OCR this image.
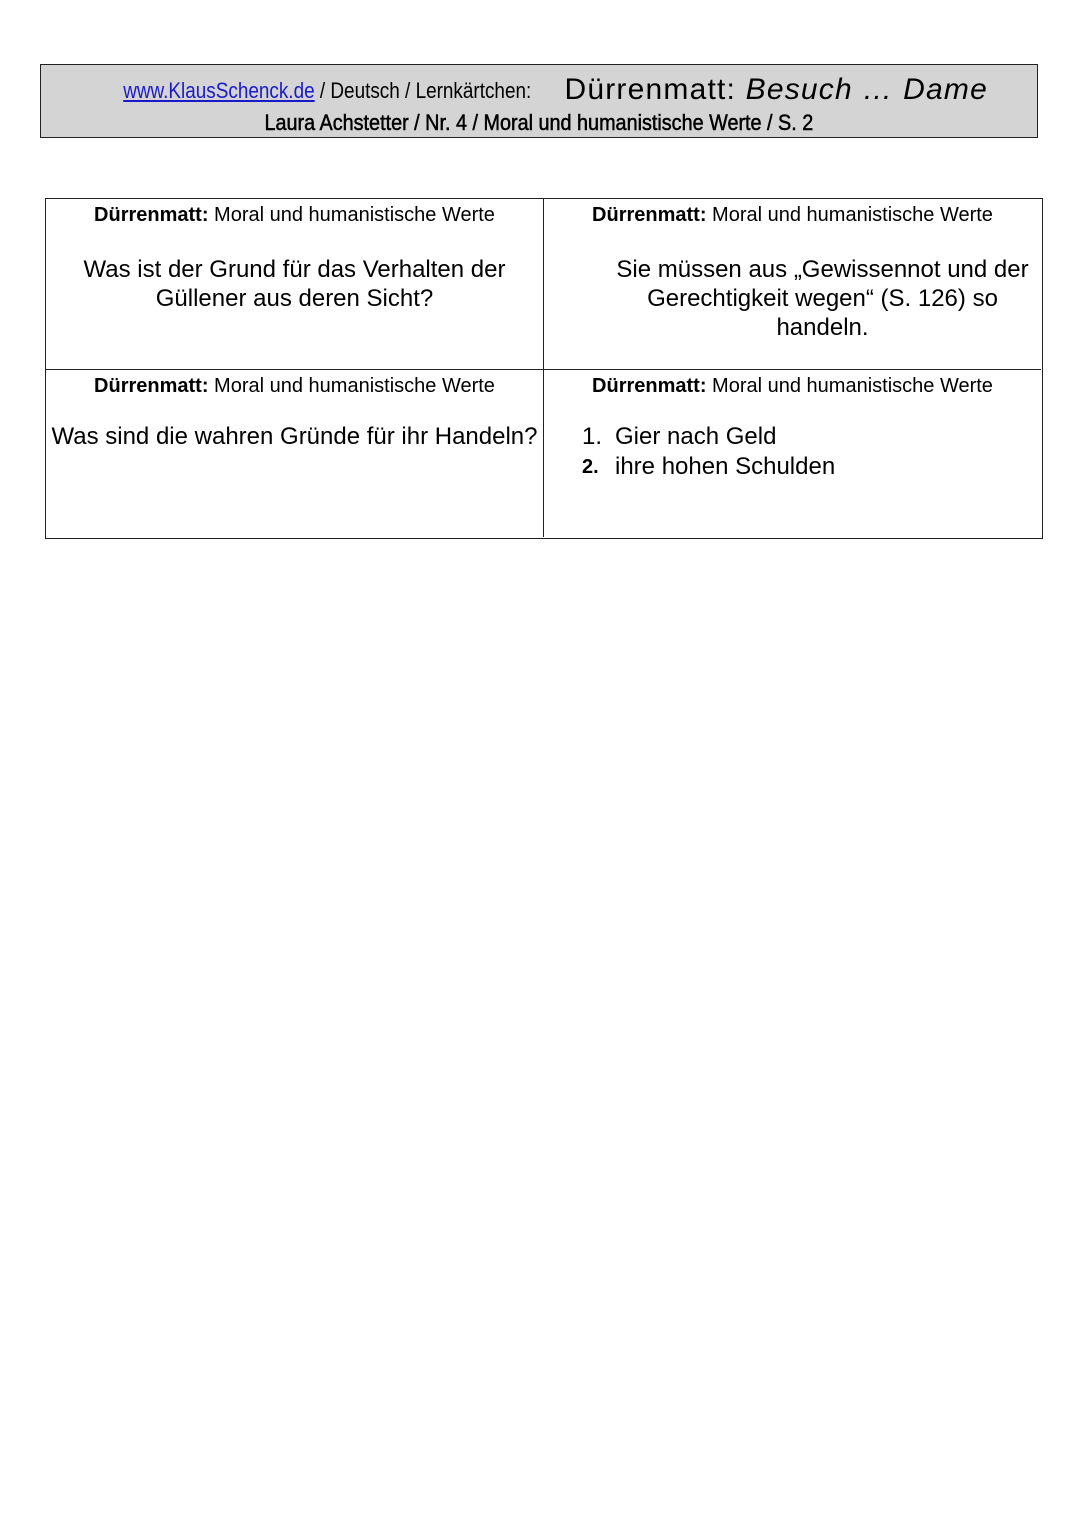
www.KlausSchenck.de / Deutsch / Lernkärtchen:Dürrenmatt: Besuch … Dame
Laura Achstetter / Nr. 4 / Moral und humanistische Werte / S. 2
Dürrenmatt: Moral und humanistische Werte
Was ist der Grund für das Verhalten der Güllener aus deren Sicht?
Dürrenmatt: Moral und humanistische Werte
Sie müssen aus „Gewissennot und der Gerechtigkeit wegen“ (S. 126) so handeln.
Dürrenmatt: Moral und humanistische Werte
Was sind die wahren Gründe für ihr Handeln?
Dürrenmatt: Moral und humanistische Werte
1. Gier nach Geld
2. ihre hohen Schulden
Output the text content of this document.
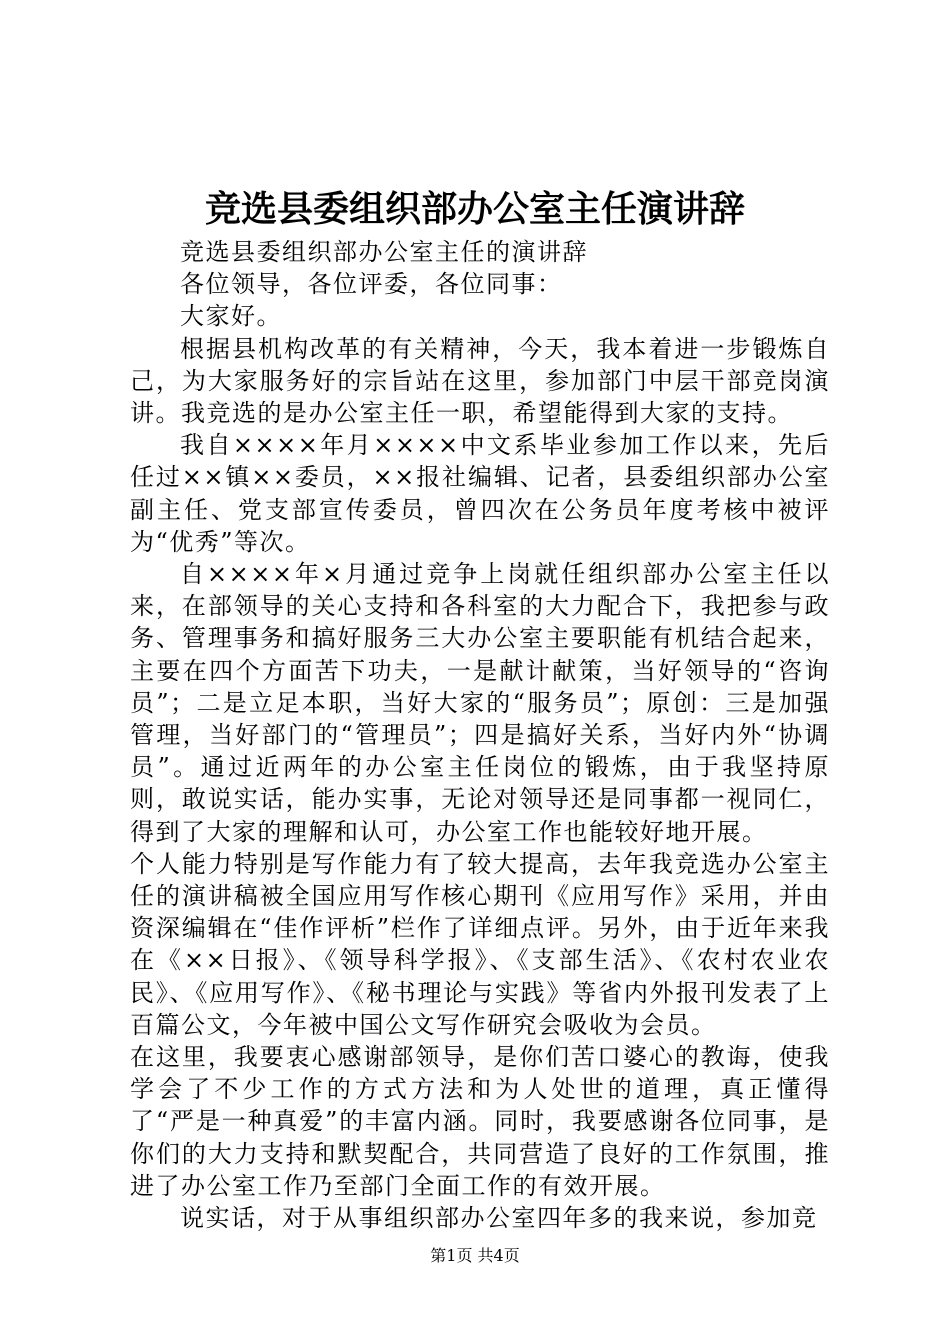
竞选县委组织部办公室主任演讲辞

竞选县委组织部办公室主任的演讲辞

各位领导，各位评委，各位同事：

大家好。

根据县机构改革的有关精神，今天，我本着进一步锻炼自己，为大家服务好的宗旨站在这里，参加部门中层干部竞岗演讲。我竞选的是办公室主任一职，希望能得到大家的支持。

我自××××年月××××中文系毕业参加工作以来，先后任过××镇××委员，××报社编辑、记者，县委组织部办公室副主任、党支部宣传委员，曾四次在公务员年度考核中被评为“优秀”等次。

自××××年×月通过竞争上岗就任组织部办公室主任以来，在部领导的关心支持和各科室的大力配合下，我把参与政务、管理事务和搞好服务三大办公室主要职能有机结合起来，主要在四个方面苦下功夫，一是献计献策，当好领导的“咨询员”；二是立足本职，当好大家的“服务员”；原创：三是加强管理，当好部门的“管理员”；四是搞好关系，当好内外“协调员”。通过近两年的办公室主任岗位的锻炼，由于我坚持原则，敢说实话，能办实事，无论对领导还是同事都一视同仁，得到了大家的理解和认可，办公室工作也能较好地开展。

个人能力特别是写作能力有了较大提高，去年我竞选办公室主任的演讲稿被全国应用写作核心期刊《应用写作》采用，并由资深编辑在“佳作评析”栏作了详细点评。另外，由于近年来我在《××日报》、《领导科学报》、《支部生活》、《农村农业农民》、《应用写作》、《秘书理论与实践》等省内外报刊发表了上百篇公文，今年被中国公文写作研究会吸收为会员。

在这里，我要衷心感谢部领导，是你们苦口婆心的教诲，使我学会了不少工作的方式方法和为人处世的道理，真正懂得了“严是一种真爱”的丰富内涵。同时，我要感谢各位同事，是你们的大力支持和默契配合，共同营造了良好的工作氛围，推进了办公室工作乃至部门全面工作的有效开展。

说实话，对于从事组织部办公室四年多的我来说，参加竞

第1页 共4页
^^^^^^^^^^^^^^^^
#### Description of the task
Copy only this, please: the line with "Output the text content of this document." and every line after it through the end of the data, with no pictures.

#### Solution to this task
Output the text content of this document.
竞选县委组织部办公室主任演讲辞

竞选县委组织部办公室主任的演讲辞

各位领导，各位评委，各位同事：

大家好。

根据县机构改革的有关精神，今天，我本着进一步锻炼自己，为大家服务好的宗旨站在这里，参加部门中层干部竞岗演讲。我竞选的是办公室主任一职，希望能得到大家的支持。

我自××××年月××××中文系毕业参加工作以来，先后任过××镇××委员，××报社编辑、记者，县委组织部办公室副主任、党支部宣传委员，曾四次在公务员年度考核中被评为“优秀”等次。

自××××年×月通过竞争上岗就任组织部办公室主任以来，在部领导的关心支持和各科室的大力配合下，我把参与政务、管理事务和搞好服务三大办公室主要职能有机结合起来，主要在四个方面苦下功夫，一是献计献策，当好领导的“咨询员”；二是立足本职，当好大家的“服务员”；原创：三是加强管理，当好部门的“管理员”；四是搞好关系，当好内外“协调员”。通过近两年的办公室主任岗位的锻炼，由于我坚持原则，敢说实话，能办实事，无论对领导还是同事都一视同仁，得到了大家的理解和认可，办公室工作也能较好地开展。

个人能力特别是写作能力有了较大提高，去年我竞选办公室主任的演讲稿被全国应用写作核心期刊《应用写作》采用，并由资深编辑在“佳作评析”栏作了详细点评。另外，由于近年来我在《××日报》、《领导科学报》、《支部生活》、《农村农业农民》、《应用写作》、《秘书理论与实践》等省内外报刊发表了上百篇公文，今年被中国公文写作研究会吸收为会员。

在这里，我要衷心感谢部领导，是你们苦口婆心的教诲，使我学会了不少工作的方式方法和为人处世的道理，真正懂得了“严是一种真爱”的丰富内涵。同时，我要感谢各位同事，是你们的大力支持和默契配合，共同营造了良好的工作氛围，推进了办公室工作乃至部门全面工作的有效开展。

说实话，对于从事组织部办公室四年多的我来说，参加竞

第1页 共4页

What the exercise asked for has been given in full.